# [Work required]
Output the material below in its entirety, exactly as given.

# [Record set]
"""

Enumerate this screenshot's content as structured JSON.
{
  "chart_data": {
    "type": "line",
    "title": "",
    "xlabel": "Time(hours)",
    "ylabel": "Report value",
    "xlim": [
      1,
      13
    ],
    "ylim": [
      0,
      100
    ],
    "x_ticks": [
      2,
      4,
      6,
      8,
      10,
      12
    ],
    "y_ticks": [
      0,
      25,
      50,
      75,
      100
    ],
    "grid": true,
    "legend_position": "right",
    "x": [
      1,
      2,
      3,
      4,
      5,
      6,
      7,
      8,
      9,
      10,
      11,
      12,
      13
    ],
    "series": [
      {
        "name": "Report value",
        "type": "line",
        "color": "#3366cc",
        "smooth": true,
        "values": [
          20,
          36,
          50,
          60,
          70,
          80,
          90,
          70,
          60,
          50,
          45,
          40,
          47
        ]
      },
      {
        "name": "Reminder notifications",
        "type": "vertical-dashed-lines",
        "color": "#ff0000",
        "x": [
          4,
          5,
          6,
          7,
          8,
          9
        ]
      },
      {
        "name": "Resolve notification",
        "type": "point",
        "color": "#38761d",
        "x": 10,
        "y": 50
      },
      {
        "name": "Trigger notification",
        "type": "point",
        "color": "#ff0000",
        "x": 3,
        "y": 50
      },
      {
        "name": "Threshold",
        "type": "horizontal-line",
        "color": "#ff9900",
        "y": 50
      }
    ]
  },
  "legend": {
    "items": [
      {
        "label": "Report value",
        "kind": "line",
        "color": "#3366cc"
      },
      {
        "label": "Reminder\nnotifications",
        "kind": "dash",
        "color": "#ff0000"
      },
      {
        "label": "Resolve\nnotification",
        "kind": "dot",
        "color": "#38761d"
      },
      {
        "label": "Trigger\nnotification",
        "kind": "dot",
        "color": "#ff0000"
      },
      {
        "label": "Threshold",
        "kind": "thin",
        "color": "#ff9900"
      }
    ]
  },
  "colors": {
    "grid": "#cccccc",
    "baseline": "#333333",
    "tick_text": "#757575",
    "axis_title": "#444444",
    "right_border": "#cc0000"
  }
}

"""

# [Solution for this task]
Enumerate this screenshot's content as structured JSON.
{
  "chart_data": {
    "type": "line",
    "title": "",
    "xlabel": "Time(hours)",
    "ylabel": "Report value",
    "xlim": [
      1,
      13
    ],
    "ylim": [
      0,
      100
    ],
    "x_ticks": [
      2,
      4,
      6,
      8,
      10,
      12
    ],
    "y_ticks": [
      0,
      25,
      50,
      75,
      100
    ],
    "grid": true,
    "legend_position": "right",
    "x": [
      1,
      2,
      3,
      4,
      5,
      6,
      7,
      8,
      9,
      10,
      11,
      12,
      13
    ],
    "series": [
      {
        "name": "Report value",
        "type": "line",
        "color": "#3366cc",
        "smooth": true,
        "values": [
          20,
          36,
          50,
          60,
          70,
          80,
          90,
          70,
          60,
          50,
          45,
          40,
          47
        ]
      },
      {
        "name": "Reminder notifications",
        "type": "vertical-dashed-lines",
        "color": "#ff0000",
        "x": [
          4,
          5,
          6,
          7,
          8,
          9
        ]
      },
      {
        "name": "Resolve notification",
        "type": "point",
        "color": "#38761d",
        "x": 10,
        "y": 50
      },
      {
        "name": "Trigger notification",
        "type": "point",
        "color": "#ff0000",
        "x": 3,
        "y": 50
      },
      {
        "name": "Threshold",
        "type": "horizontal-line",
        "color": "#ff9900",
        "y": 50
      }
    ]
  },
  "legend": {
    "items": [
      {
        "label": "Report value",
        "kind": "line",
        "color": "#3366cc"
      },
      {
        "label": "Reminder\nnotifications",
        "kind": "dash",
        "color": "#ff0000"
      },
      {
        "label": "Resolve\nnotification",
        "kind": "dot",
        "color": "#38761d"
      },
      {
        "label": "Trigger\nnotification",
        "kind": "dot",
        "color": "#ff0000"
      },
      {
        "label": "Threshold",
        "kind": "thin",
        "color": "#ff9900"
      }
    ]
  },
  "colors": {
    "grid": "#cccccc",
    "baseline": "#333333",
    "tick_text": "#757575",
    "axis_title": "#444444",
    "right_border": "#cc0000"
  }
}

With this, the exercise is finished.